DESCRIPTION OF THE TASK
Pull out every row of the data below that contains the string "line". The match is case-sensitive.

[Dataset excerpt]
______

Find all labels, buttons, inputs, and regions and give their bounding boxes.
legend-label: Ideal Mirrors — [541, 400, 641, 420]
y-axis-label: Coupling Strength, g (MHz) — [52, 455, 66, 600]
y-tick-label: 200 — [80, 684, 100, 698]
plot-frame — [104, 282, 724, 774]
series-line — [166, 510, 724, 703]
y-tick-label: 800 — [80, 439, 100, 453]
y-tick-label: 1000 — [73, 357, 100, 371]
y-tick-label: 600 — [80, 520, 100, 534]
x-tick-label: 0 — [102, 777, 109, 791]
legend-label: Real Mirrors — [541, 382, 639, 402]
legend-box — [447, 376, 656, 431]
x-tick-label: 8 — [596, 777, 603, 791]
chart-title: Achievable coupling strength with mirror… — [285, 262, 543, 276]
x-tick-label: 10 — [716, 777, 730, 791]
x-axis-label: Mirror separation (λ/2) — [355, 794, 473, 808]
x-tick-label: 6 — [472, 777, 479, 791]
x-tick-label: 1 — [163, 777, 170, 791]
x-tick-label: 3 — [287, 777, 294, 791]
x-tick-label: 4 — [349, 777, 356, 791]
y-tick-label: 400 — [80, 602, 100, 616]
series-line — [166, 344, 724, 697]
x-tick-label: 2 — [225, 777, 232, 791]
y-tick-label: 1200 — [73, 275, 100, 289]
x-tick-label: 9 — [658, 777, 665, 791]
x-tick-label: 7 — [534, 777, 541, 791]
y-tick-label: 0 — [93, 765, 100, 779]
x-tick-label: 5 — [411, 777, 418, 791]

______

EXERCISE OUTPUT
series-line — [166, 510, 724, 703]
series-line — [166, 344, 724, 697]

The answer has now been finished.